(Your goal) Set down each entry from the block beneath, exactly as written.
── Records supplied ──
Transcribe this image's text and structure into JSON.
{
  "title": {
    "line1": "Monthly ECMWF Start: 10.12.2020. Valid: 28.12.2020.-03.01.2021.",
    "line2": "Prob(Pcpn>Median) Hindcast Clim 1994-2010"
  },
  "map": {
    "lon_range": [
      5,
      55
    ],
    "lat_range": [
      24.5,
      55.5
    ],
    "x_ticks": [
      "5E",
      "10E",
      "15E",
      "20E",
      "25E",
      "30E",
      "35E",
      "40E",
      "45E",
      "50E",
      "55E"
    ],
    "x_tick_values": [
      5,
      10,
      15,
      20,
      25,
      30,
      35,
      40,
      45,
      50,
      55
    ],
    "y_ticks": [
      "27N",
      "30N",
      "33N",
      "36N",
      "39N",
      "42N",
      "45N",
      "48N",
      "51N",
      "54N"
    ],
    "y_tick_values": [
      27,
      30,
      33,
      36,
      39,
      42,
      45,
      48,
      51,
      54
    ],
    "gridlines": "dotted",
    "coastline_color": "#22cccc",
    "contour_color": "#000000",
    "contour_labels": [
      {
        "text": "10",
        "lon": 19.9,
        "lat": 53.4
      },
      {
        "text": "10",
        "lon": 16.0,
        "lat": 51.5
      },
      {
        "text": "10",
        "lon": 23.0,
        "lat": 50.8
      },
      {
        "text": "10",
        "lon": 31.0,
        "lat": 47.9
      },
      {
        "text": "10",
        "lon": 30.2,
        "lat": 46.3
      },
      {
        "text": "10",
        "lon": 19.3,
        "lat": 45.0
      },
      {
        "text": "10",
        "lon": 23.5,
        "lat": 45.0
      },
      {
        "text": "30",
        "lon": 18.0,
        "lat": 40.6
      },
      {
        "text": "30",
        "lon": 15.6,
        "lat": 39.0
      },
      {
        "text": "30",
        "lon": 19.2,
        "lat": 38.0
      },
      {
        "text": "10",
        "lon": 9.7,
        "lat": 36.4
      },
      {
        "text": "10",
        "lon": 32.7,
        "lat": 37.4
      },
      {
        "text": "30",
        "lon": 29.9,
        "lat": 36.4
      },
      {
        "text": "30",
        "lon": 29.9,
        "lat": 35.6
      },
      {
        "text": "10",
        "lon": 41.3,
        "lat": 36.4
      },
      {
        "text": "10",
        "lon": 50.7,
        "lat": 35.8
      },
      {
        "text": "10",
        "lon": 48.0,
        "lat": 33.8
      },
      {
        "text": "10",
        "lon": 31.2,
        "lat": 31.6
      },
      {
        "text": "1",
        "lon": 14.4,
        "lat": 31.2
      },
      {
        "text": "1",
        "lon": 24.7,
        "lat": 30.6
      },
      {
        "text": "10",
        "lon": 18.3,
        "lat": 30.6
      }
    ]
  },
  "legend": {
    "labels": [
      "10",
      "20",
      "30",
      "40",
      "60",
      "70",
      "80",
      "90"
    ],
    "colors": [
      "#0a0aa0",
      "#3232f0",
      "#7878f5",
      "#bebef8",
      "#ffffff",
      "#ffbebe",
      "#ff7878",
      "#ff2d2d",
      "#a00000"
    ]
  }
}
───
(Result for this task)
Transcribe this image's text and structure into JSON.
{
  "title": {
    "line1": "Monthly ECMWF Start: 10.12.2020. Valid: 28.12.2020.-03.01.2021.",
    "line2": "Prob(Pcpn>Median) Hindcast Clim 1994-2010"
  },
  "map": {
    "lon_range": [
      5,
      55
    ],
    "lat_range": [
      24.5,
      55.5
    ],
    "x_ticks": [
      "5E",
      "10E",
      "15E",
      "20E",
      "25E",
      "30E",
      "35E",
      "40E",
      "45E",
      "50E",
      "55E"
    ],
    "x_tick_values": [
      5,
      10,
      15,
      20,
      25,
      30,
      35,
      40,
      45,
      50,
      55
    ],
    "y_ticks": [
      "27N",
      "30N",
      "33N",
      "36N",
      "39N",
      "42N",
      "45N",
      "48N",
      "51N",
      "54N"
    ],
    "y_tick_values": [
      27,
      30,
      33,
      36,
      39,
      42,
      45,
      48,
      51,
      54
    ],
    "gridlines": "dotted",
    "coastline_color": "#22cccc",
    "contour_color": "#000000",
    "contour_labels": [
      {
        "text": "10",
        "lon": 19.9,
        "lat": 53.4
      },
      {
        "text": "10",
        "lon": 16.0,
        "lat": 51.5
      },
      {
        "text": "10",
        "lon": 23.0,
        "lat": 50.8
      },
      {
        "text": "10",
        "lon": 31.0,
        "lat": 47.9
      },
      {
        "text": "10",
        "lon": 30.2,
        "lat": 46.3
      },
      {
        "text": "10",
        "lon": 19.3,
        "lat": 45.0
      },
      {
        "text": "10",
        "lon": 23.5,
        "lat": 45.0
      },
      {
        "text": "30",
        "lon": 18.0,
        "lat": 40.6
      },
      {
        "text": "30",
        "lon": 15.6,
        "lat": 39.0
      },
      {
        "text": "30",
        "lon": 19.2,
        "lat": 38.0
      },
      {
        "text": "10",
        "lon": 9.7,
        "lat": 36.4
      },
      {
        "text": "10",
        "lon": 32.7,
        "lat": 37.4
      },
      {
        "text": "30",
        "lon": 29.9,
        "lat": 36.4
      },
      {
        "text": "30",
        "lon": 29.9,
        "lat": 35.6
      },
      {
        "text": "10",
        "lon": 41.3,
        "lat": 36.4
      },
      {
        "text": "10",
        "lon": 50.7,
        "lat": 35.8
      },
      {
        "text": "10",
        "lon": 48.0,
        "lat": 33.8
      },
      {
        "text": "10",
        "lon": 31.2,
        "lat": 31.6
      },
      {
        "text": "1",
        "lon": 14.4,
        "lat": 31.2
      },
      {
        "text": "1",
        "lon": 24.7,
        "lat": 30.6
      },
      {
        "text": "10",
        "lon": 18.3,
        "lat": 30.6
      }
    ]
  },
  "legend": {
    "labels": [
      "10",
      "20",
      "30",
      "40",
      "60",
      "70",
      "80",
      "90"
    ],
    "colors": [
      "#0a0aa0",
      "#3232f0",
      "#7878f5",
      "#bebef8",
      "#ffffff",
      "#ffbebe",
      "#ff7878",
      "#ff2d2d",
      "#a00000"
    ]
  }
}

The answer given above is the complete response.